_Records to process_
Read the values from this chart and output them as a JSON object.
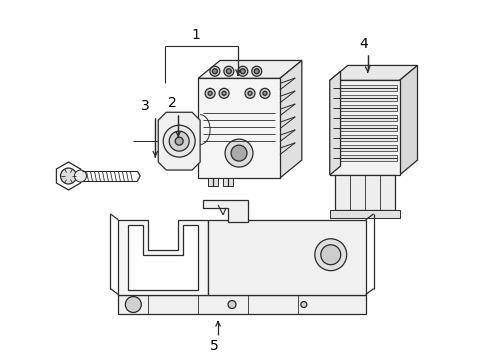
{
  "background_color": "#ffffff",
  "line_color": "#2a2a2a",
  "label_color": "#000000",
  "figsize": [
    4.89,
    3.6
  ],
  "dpi": 100,
  "label_fontsize": 10
}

_Job_
Your copy should match the entries exactly, minus the pictures.

_Answer to this exercise_
Read the values from this chart and output them as a JSON object.
{
  "background_color": "#ffffff",
  "line_color": "#2a2a2a",
  "label_color": "#000000",
  "figsize": [
    4.89,
    3.6
  ],
  "dpi": 100,
  "label_fontsize": 10
}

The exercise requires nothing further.